>> START Material for the task
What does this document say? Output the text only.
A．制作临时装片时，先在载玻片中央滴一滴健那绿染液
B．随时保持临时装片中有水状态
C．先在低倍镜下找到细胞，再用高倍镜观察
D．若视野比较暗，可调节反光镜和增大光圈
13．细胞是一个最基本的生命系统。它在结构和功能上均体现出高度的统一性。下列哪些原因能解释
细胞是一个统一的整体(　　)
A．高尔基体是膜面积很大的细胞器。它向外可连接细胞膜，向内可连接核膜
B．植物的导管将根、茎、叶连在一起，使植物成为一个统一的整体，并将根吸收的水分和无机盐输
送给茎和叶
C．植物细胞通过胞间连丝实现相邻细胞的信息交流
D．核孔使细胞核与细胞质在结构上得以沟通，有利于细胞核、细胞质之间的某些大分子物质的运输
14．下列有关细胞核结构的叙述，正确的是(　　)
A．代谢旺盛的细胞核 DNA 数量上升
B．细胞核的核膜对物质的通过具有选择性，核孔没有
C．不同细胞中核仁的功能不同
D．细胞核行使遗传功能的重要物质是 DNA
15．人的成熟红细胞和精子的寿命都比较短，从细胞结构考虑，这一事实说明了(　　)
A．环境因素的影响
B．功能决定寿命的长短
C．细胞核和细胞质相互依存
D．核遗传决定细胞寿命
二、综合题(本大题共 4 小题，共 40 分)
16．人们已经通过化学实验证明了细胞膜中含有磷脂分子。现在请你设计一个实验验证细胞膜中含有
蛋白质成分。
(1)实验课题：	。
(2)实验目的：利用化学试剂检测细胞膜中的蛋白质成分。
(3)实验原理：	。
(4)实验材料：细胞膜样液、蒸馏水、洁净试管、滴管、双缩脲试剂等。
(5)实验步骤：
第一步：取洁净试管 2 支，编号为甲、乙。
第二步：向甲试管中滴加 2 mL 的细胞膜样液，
>> END Material for the task
→ **Exercise requirements**
Provide all the records again, word for word.

→ **Final result**
What does this document say? Output the text only.
A．制作临时装片时，先在载玻片中央滴一滴健那绿染液
B．随时保持临时装片中有水状态
C．先在低倍镜下找到细胞，再用高倍镜观察
D．若视野比较暗，可调节反光镜和增大光圈
13．细胞是一个最基本的生命系统。它在结构和功能上均体现出高度的统一性。下列哪些原因能解释
细胞是一个统一的整体(　　)
A．高尔基体是膜面积很大的细胞器。它向外可连接细胞膜，向内可连接核膜
B．植物的导管将根、茎、叶连在一起，使植物成为一个统一的整体，并将根吸收的水分和无机盐输
送给茎和叶
C．植物细胞通过胞间连丝实现相邻细胞的信息交流
D．核孔使细胞核与细胞质在结构上得以沟通，有利于细胞核、细胞质之间的某些大分子物质的运输
14．下列有关细胞核结构的叙述，正确的是(　　)
A．代谢旺盛的细胞核 DNA 数量上升
B．细胞核的核膜对物质的通过具有选择性，核孔没有
C．不同细胞中核仁的功能不同
D．细胞核行使遗传功能的重要物质是 DNA
15．人的成熟红细胞和精子的寿命都比较短，从细胞结构考虑，这一事实说明了(　　)
A．环境因素的影响
B．功能决定寿命的长短
C．细胞核和细胞质相互依存
D．核遗传决定细胞寿命
二、综合题(本大题共 4 小题，共 40 分)
16．人们已经通过化学实验证明了细胞膜中含有磷脂分子。现在请你设计一个实验验证细胞膜中含有
蛋白质成分。
(1)实验课题：	。
(2)实验目的：利用化学试剂检测细胞膜中的蛋白质成分。
(3)实验原理：	。
(4)实验材料：细胞膜样液、蒸馏水、洁净试管、滴管、双缩脲试剂等。
(5)实验步骤：
第一步：取洁净试管 2 支，编号为甲、乙。
第二步：向甲试管中滴加 2 mL 的细胞膜样液，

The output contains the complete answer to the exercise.